* [Exercise goal]: Output the data word for word, dropping every image.

^^^^^^^^

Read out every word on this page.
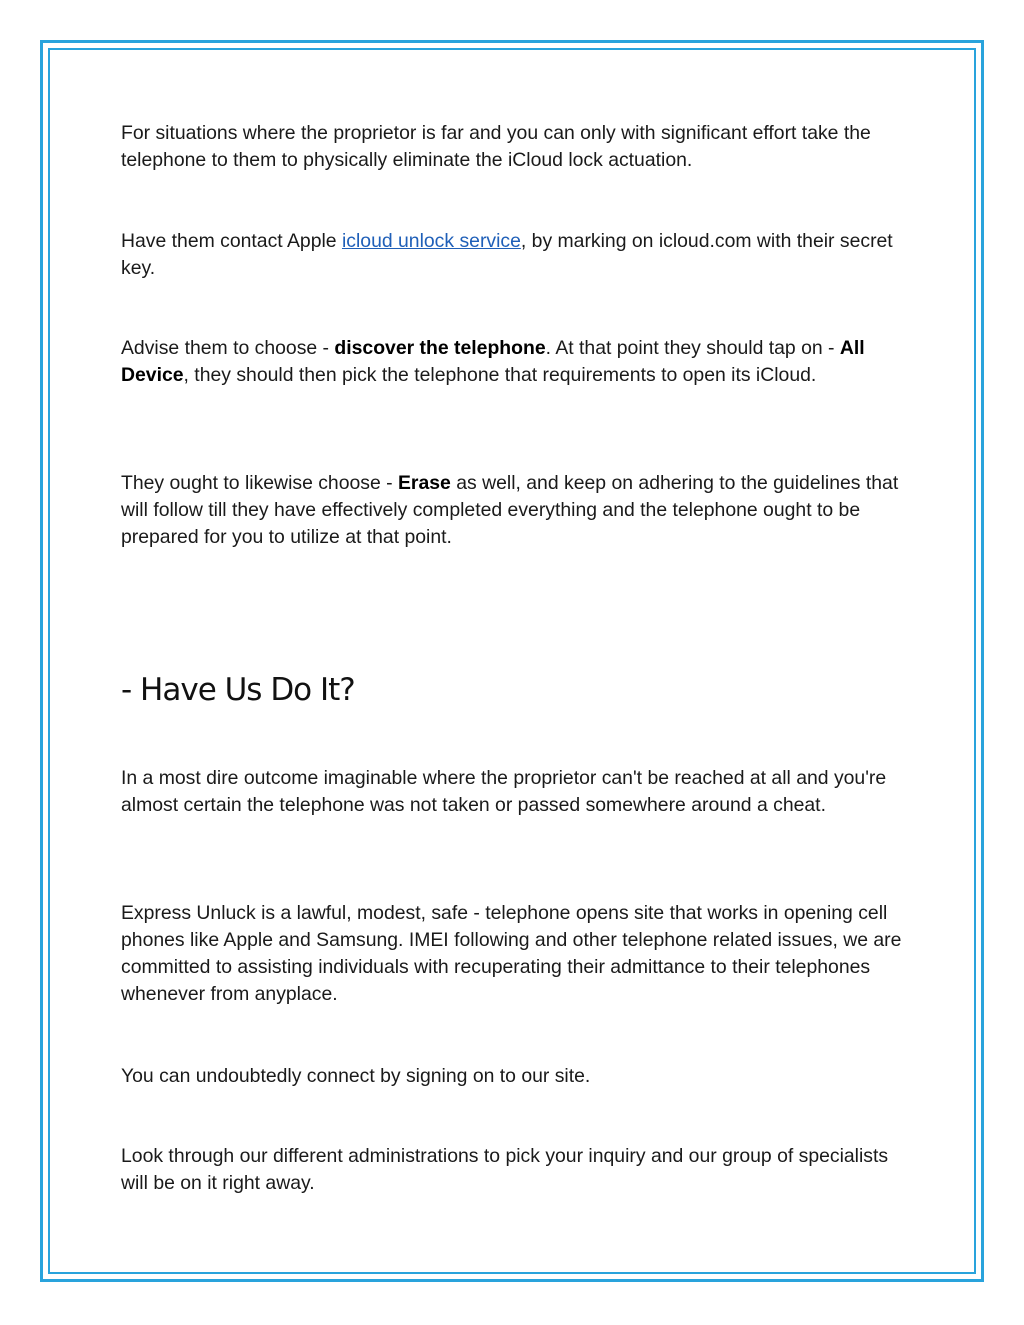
For situations where the proprietor is far and you can only with significant effort take the telephone to them to physically eliminate the iCloud lock actuation.

Have them contact Apple icloud unlock service, by marking on icloud.com with their secret key.

Advise them to choose - discover the telephone. At that point they should tap on - All Device, they should then pick the telephone that requirements to open its iCloud.

They ought to likewise choose - Erase as well, and keep on adhering to the guidelines that will follow till they have effectively completed everything and the telephone ought to be prepared for you to utilize at that point.

- Have Us Do It?

In a most dire outcome imaginable where the proprietor can't be reached at all and you're almost certain the telephone was not taken or passed somewhere around a cheat.

Express Unluck is a lawful, modest, safe - telephone opens site that works in opening cell phones like Apple and Samsung. IMEI following and other telephone related issues, we are committed to assisting individuals with recuperating their admittance to their telephones whenever from anyplace.

You can undoubtedly connect by signing on to our site.

Look through our different administrations to pick your inquiry and our group of specialists will be on it right away.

^^^^^^^^

* [Complete output]:
Read out every word on this page.
For situations where the proprietor is far and you can only with significant effort take the telephone to them to physically eliminate the iCloud lock actuation.

Have them contact Apple icloud unlock service, by marking on icloud.com with their secret key.

Advise them to choose - discover the telephone. At that point they should tap on - All Device, they should then pick the telephone that requirements to open its iCloud.

They ought to likewise choose - Erase as well, and keep on adhering to the guidelines that will follow till they have effectively completed everything and the telephone ought to be prepared for you to utilize at that point.

- Have Us Do It?

In a most dire outcome imaginable where the proprietor can't be reached at all and you're almost certain the telephone was not taken or passed somewhere around a cheat.

Express Unluck is a lawful, modest, safe - telephone opens site that works in opening cell phones like Apple and Samsung. IMEI following and other telephone related issues, we are committed to assisting individuals with recuperating their admittance to their telephones whenever from anyplace.

You can undoubtedly connect by signing on to our site.

Look through our different administrations to pick your inquiry and our group of specialists will be on it right away.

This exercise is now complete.